__Task to complete__: Go through the data and copy each line that holds "sinus".

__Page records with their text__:
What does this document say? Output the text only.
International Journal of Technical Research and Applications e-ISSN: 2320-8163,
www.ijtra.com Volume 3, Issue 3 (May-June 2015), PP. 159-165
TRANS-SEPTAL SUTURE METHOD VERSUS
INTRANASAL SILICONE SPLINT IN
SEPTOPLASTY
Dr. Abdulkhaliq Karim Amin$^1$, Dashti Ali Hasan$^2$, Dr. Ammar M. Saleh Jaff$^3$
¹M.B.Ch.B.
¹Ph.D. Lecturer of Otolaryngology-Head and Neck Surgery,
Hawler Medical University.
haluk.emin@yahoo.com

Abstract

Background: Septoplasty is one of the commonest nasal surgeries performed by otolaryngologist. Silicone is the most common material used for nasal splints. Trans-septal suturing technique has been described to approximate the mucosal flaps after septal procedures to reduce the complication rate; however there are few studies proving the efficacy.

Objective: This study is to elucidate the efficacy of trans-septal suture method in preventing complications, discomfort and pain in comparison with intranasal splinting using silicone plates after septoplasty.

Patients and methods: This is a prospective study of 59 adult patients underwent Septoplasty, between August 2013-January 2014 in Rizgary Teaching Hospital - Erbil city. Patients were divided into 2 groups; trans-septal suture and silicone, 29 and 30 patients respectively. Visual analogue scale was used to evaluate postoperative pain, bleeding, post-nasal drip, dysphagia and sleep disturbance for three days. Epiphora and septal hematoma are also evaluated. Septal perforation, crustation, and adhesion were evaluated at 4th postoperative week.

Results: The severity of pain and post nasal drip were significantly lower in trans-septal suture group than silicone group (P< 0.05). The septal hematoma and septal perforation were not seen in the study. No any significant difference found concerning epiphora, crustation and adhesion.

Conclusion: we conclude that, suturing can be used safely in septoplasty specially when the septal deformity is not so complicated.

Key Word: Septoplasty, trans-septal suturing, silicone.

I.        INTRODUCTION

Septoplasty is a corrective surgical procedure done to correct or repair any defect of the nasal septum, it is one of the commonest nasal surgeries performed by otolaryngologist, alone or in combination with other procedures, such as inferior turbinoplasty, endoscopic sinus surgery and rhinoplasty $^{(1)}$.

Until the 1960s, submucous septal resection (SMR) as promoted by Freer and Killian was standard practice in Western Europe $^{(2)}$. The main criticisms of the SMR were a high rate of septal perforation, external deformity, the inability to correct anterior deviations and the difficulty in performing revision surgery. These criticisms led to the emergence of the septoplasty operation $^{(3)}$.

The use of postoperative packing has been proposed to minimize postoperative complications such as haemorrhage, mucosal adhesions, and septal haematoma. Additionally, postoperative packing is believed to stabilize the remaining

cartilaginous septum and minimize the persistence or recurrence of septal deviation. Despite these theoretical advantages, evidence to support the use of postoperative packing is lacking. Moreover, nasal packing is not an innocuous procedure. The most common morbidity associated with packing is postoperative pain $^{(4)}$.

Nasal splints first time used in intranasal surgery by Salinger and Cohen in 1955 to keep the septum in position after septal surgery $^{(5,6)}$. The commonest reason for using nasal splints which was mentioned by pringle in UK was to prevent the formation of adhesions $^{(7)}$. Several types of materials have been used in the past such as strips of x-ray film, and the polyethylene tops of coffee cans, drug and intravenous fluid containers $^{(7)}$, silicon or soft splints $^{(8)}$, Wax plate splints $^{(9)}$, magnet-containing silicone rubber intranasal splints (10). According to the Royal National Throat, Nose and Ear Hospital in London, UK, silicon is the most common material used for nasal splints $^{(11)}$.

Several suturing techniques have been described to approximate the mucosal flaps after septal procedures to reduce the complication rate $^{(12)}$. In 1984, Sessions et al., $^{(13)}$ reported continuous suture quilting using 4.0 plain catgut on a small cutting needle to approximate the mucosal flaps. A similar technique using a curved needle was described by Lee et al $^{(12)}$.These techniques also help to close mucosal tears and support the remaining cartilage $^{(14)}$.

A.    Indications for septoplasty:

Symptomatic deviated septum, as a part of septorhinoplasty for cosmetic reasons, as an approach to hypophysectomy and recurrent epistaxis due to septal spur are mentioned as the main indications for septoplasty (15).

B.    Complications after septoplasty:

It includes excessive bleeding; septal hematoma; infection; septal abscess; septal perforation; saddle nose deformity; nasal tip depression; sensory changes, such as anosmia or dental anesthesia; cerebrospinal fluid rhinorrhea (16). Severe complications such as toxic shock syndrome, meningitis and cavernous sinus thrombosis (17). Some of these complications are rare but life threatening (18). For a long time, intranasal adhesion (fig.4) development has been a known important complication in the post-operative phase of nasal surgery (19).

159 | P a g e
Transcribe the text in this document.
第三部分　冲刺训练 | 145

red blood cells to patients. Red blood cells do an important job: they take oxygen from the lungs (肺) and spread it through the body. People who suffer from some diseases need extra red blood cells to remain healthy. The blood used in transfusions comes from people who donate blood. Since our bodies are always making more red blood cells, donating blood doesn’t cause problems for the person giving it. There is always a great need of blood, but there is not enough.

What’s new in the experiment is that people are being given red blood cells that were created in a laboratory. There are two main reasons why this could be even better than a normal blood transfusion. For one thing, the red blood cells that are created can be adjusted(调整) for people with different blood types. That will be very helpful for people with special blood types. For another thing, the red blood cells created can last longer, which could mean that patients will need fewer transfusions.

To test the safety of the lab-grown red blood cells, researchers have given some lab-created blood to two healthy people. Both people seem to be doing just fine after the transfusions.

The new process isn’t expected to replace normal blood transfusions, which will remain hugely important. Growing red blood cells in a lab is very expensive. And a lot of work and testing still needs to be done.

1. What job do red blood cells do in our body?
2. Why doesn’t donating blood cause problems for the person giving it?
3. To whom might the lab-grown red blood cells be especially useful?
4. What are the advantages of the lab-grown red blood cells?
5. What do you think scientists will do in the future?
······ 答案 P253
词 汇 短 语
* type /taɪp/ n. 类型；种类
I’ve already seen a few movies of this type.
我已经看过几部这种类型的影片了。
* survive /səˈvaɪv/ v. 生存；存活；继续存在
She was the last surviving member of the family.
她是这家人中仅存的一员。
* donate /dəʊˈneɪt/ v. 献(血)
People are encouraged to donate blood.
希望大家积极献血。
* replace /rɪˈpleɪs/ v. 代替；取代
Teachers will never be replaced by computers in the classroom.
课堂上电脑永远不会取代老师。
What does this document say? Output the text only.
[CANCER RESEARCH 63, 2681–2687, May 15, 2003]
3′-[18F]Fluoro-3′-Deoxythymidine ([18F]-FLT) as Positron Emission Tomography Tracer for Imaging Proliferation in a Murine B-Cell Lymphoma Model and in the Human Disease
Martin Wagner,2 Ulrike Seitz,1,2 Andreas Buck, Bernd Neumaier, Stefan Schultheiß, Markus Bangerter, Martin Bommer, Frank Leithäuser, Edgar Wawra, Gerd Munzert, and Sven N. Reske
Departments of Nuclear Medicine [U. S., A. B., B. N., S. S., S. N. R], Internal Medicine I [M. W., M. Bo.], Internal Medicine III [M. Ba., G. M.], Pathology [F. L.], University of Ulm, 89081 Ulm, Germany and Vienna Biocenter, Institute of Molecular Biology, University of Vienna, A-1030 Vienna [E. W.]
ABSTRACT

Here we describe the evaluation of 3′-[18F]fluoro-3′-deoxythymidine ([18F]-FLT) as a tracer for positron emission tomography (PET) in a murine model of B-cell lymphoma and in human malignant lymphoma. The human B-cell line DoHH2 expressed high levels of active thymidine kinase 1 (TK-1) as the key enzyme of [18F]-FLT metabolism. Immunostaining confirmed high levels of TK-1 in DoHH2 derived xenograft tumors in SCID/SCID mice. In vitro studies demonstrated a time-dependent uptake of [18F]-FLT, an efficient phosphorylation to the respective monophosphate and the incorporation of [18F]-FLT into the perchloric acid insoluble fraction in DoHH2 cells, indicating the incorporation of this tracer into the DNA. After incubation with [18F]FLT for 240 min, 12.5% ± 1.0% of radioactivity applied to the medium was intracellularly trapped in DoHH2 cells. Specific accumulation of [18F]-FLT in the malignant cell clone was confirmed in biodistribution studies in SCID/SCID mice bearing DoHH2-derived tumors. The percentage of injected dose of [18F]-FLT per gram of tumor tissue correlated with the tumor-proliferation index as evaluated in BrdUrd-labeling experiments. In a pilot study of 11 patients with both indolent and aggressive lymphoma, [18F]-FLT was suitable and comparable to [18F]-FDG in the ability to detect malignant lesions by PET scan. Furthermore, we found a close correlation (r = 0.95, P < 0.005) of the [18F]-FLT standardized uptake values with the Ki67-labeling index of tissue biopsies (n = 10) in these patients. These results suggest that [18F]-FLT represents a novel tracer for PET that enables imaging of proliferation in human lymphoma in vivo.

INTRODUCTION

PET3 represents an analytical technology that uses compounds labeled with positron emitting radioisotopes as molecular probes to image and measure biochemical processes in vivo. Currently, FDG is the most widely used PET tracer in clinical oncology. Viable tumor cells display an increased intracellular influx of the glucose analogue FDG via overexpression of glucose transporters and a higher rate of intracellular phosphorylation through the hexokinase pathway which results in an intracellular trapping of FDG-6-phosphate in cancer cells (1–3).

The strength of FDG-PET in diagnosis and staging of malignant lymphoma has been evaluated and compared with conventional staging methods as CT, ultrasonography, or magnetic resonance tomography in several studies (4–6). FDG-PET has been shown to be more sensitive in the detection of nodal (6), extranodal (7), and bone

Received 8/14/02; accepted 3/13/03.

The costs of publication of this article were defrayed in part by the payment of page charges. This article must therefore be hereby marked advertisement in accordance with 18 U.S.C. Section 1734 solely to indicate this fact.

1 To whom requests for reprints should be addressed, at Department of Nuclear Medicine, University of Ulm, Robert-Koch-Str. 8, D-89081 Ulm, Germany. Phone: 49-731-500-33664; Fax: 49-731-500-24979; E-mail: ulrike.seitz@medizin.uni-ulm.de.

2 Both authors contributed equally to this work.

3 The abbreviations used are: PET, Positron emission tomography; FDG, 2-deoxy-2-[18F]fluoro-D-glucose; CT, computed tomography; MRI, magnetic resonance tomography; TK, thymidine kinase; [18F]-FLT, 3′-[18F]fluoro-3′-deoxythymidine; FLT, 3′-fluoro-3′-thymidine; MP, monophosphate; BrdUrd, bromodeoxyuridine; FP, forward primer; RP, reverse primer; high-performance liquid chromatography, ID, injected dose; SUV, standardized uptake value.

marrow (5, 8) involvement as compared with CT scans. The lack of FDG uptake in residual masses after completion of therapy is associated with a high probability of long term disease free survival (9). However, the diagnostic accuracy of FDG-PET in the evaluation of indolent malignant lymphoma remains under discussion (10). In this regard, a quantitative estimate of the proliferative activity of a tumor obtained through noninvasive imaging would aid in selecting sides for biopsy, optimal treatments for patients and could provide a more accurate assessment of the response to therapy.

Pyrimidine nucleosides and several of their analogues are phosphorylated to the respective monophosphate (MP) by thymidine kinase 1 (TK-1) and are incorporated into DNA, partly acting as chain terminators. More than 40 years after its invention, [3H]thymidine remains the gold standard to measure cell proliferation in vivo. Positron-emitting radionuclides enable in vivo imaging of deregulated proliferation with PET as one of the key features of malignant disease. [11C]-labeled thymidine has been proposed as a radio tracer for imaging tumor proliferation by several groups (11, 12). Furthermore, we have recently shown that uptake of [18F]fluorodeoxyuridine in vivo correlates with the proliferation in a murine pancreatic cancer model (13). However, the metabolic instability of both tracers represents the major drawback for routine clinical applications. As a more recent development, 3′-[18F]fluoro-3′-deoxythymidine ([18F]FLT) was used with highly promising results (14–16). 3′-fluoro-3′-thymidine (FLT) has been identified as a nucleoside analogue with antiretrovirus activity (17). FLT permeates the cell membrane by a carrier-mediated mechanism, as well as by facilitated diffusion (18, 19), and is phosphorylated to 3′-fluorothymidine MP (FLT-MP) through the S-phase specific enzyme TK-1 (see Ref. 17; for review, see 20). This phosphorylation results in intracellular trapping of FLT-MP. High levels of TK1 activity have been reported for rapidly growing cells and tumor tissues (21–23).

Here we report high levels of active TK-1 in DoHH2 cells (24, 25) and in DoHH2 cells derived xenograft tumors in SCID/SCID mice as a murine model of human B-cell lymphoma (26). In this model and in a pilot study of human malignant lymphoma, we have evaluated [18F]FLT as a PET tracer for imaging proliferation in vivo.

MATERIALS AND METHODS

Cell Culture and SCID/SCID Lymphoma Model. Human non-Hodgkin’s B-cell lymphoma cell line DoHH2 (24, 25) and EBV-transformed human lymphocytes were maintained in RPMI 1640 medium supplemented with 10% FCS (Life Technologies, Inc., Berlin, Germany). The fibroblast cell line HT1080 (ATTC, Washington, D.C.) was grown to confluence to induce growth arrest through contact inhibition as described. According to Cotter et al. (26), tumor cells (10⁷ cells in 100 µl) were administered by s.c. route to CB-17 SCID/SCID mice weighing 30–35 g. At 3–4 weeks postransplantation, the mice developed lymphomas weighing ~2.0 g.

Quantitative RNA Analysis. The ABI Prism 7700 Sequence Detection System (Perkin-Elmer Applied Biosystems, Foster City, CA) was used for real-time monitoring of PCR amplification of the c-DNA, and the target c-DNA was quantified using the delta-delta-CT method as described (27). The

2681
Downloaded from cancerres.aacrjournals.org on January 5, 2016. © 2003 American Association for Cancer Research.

__Task solution__:
Septoplasty is a corrective surgical procedure done to correct or repair any defect of the nasal septum, it is one of the commonest nasal surgeries performed by otolaryngologist, alone or in combination with other procedures, such as inferior turbinoplasty, endoscopic sinus surgery and rhinoplasty $^{(1)}$.
It includes excessive bleeding; septal hematoma; infection; septal abscess; septal perforation; saddle nose deformity; nasal tip depression; sensory changes, such as anosmia or dental anesthesia; cerebrospinal fluid rhinorrhea (16). Severe complications such as toxic shock syndrome, meningitis and cavernous sinus thrombosis (17). Some of these complications are rare but life threatening (18). For a long time, intranasal adhesion (fig.4) development has been a known important complication in the post-operative phase of nasal surgery (19).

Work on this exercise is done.